What follows is a block of records; reproduce all of it verbatim.

--- BEGIN Material ---

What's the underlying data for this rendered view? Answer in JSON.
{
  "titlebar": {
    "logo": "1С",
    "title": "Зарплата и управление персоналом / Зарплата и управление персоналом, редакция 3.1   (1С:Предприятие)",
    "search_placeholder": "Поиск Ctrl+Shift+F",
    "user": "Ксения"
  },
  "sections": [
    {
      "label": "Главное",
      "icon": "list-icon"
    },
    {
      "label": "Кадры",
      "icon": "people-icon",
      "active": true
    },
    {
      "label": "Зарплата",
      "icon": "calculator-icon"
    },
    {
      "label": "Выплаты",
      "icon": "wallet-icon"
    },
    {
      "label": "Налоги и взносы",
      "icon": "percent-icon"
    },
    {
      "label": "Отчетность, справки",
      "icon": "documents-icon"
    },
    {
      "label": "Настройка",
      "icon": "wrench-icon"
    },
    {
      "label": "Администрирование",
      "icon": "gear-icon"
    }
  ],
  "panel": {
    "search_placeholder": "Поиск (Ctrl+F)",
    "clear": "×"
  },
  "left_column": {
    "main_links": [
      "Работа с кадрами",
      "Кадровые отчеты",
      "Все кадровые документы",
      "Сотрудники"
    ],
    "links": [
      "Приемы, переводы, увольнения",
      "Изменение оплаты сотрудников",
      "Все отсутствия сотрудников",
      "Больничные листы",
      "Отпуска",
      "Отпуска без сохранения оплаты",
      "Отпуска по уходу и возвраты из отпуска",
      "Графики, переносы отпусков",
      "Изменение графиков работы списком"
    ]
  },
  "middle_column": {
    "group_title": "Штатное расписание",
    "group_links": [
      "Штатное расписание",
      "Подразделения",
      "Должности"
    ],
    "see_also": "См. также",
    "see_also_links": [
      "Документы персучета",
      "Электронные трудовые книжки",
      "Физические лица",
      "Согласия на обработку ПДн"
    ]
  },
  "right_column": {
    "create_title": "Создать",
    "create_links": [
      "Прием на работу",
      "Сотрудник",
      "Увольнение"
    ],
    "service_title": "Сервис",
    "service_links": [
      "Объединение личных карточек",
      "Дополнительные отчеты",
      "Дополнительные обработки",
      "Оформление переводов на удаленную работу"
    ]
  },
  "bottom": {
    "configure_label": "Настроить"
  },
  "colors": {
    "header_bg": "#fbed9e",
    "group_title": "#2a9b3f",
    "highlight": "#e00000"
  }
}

--- END Material ---

Result for this task -
What's the underlying data for this rendered view? Answer in JSON.
{
  "titlebar": {
    "logo": "1С",
    "title": "Зарплата и управление персоналом / Зарплата и управление персоналом, редакция 3.1   (1С:Предприятие)",
    "search_placeholder": "Поиск Ctrl+Shift+F",
    "user": "Ксения"
  },
  "sections": [
    {
      "label": "Главное",
      "icon": "list-icon"
    },
    {
      "label": "Кадры",
      "icon": "people-icon",
      "active": true
    },
    {
      "label": "Зарплата",
      "icon": "calculator-icon"
    },
    {
      "label": "Выплаты",
      "icon": "wallet-icon"
    },
    {
      "label": "Налоги и взносы",
      "icon": "percent-icon"
    },
    {
      "label": "Отчетность, справки",
      "icon": "documents-icon"
    },
    {
      "label": "Настройка",
      "icon": "wrench-icon"
    },
    {
      "label": "Администрирование",
      "icon": "gear-icon"
    }
  ],
  "panel": {
    "search_placeholder": "Поиск (Ctrl+F)",
    "clear": "×"
  },
  "left_column": {
    "main_links": [
      "Работа с кадрами",
      "Кадровые отчеты",
      "Все кадровые документы",
      "Сотрудники"
    ],
    "links": [
      "Приемы, переводы, увольнения",
      "Изменение оплаты сотрудников",
      "Все отсутствия сотрудников",
      "Больничные листы",
      "Отпуска",
      "Отпуска без сохранения оплаты",
      "Отпуска по уходу и возвраты из отпуска",
      "Графики, переносы отпусков",
      "Изменение графиков работы списком"
    ]
  },
  "middle_column": {
    "group_title": "Штатное расписание",
    "group_links": [
      "Штатное расписание",
      "Подразделения",
      "Должности"
    ],
    "see_also": "См. также",
    "see_also_links": [
      "Документы персучета",
      "Электронные трудовые книжки",
      "Физические лица",
      "Согласия на обработку ПДн"
    ]
  },
  "right_column": {
    "create_title": "Создать",
    "create_links": [
      "Прием на работу",
      "Сотрудник",
      "Увольнение"
    ],
    "service_title": "Сервис",
    "service_links": [
      "Объединение личных карточек",
      "Дополнительные отчеты",
      "Дополнительные обработки",
      "Оформление переводов на удаленную работу"
    ]
  },
  "bottom": {
    "configure_label": "Настроить"
  },
  "colors": {
    "header_bg": "#fbed9e",
    "group_title": "#2a9b3f",
    "highlight": "#e00000"
  }
}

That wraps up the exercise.